GIVEN INSTRUCTION
Extract from the listing each line in which the word "take" appears.

[START RECORDS]

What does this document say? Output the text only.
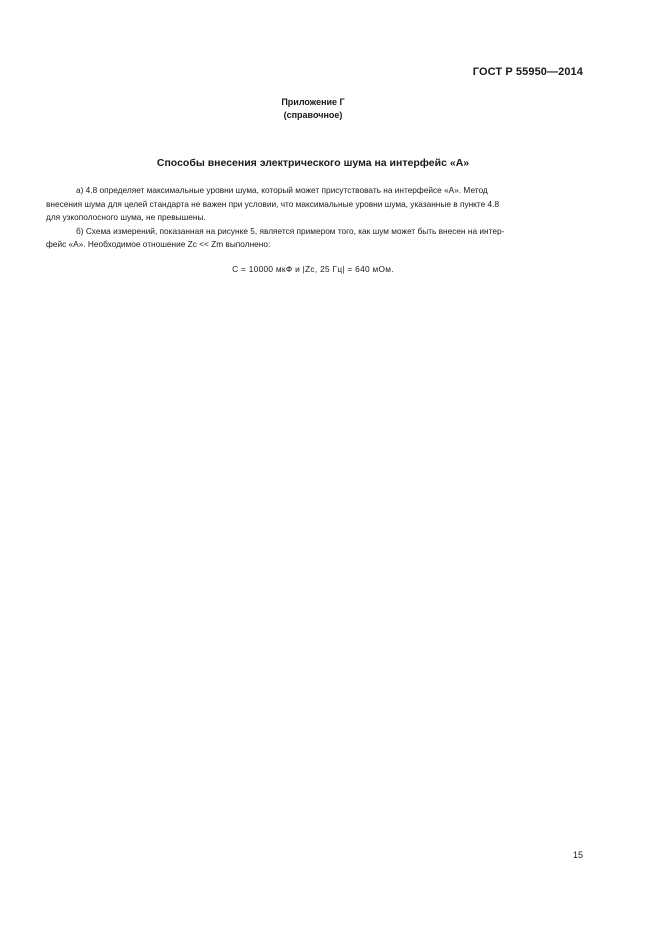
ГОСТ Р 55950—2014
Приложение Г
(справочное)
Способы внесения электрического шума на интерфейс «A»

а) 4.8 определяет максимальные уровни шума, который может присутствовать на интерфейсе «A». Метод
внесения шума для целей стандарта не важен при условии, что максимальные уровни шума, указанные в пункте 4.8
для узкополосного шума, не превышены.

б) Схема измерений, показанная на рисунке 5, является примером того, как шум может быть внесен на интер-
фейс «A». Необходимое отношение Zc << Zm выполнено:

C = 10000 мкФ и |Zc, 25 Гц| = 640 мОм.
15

[END RECORDS]
[START RECORDS]

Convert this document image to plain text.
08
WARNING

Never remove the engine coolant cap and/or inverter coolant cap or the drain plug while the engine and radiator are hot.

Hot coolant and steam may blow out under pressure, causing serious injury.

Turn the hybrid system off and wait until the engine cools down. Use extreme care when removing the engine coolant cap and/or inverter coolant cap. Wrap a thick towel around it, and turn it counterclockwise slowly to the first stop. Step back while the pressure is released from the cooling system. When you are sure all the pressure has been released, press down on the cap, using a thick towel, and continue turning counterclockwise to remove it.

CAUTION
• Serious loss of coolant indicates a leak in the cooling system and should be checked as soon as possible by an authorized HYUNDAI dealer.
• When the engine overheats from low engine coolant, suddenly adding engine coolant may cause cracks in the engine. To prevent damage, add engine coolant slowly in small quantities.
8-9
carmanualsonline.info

[END RECORDS]
[START RECORDS]

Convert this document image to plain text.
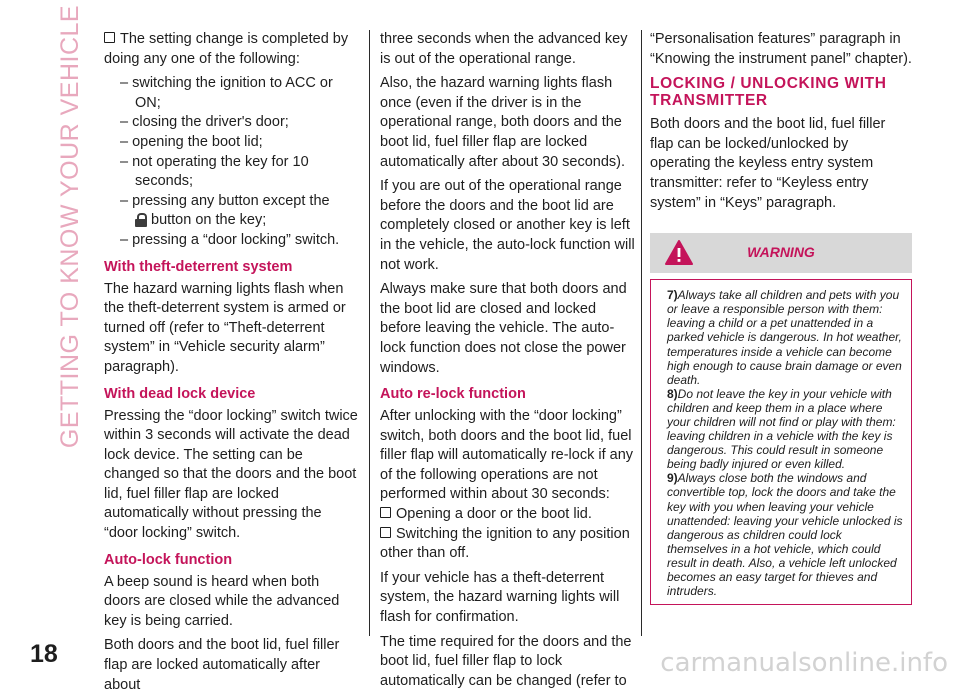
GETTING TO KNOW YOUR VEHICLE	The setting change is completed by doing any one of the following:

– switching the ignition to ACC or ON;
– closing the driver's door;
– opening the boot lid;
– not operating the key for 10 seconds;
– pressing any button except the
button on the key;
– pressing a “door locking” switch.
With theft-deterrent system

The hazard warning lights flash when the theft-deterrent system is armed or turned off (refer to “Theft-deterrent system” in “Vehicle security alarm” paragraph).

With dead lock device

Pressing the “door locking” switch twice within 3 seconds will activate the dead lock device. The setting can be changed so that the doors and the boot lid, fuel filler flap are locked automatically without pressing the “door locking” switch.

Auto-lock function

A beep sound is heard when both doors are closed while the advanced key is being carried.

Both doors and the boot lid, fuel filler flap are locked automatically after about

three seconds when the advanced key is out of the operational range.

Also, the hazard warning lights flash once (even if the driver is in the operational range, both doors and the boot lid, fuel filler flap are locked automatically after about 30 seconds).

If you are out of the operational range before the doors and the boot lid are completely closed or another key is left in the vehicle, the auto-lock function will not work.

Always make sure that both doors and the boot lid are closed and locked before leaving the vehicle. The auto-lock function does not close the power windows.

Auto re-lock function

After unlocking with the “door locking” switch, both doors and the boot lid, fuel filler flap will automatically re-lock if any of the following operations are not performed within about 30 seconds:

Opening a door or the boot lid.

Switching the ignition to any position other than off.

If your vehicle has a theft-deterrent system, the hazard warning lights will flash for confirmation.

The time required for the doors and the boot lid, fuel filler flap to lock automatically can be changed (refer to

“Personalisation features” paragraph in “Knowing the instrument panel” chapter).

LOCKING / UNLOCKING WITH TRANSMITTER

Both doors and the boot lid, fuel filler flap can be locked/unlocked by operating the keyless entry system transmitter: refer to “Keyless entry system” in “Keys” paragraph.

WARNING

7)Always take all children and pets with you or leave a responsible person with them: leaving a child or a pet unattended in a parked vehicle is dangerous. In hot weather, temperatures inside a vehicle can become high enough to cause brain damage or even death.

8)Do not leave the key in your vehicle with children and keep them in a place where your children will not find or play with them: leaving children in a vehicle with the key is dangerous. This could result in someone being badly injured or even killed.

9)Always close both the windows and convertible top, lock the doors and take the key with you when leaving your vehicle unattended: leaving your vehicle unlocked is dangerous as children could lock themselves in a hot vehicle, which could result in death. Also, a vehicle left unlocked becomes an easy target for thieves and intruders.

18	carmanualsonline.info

[END RECORDS]

SOLUTION FOR THIS TASK
7)Always take all children and pets with you or leave a responsible person with them: leaving a child or a pet unattended in a parked vehicle is dangerous. In hot weather, temperatures inside a vehicle can become high enough to cause brain damage or even death.
9)Always close both the windows and convertible top, lock the doors and take the key with you when leaving your vehicle unattended: leaving your vehicle unlocked is dangerous as children could lock themselves in a hot vehicle, which could result in death. Also, a vehicle left unlocked becomes an easy target for thieves and intruders.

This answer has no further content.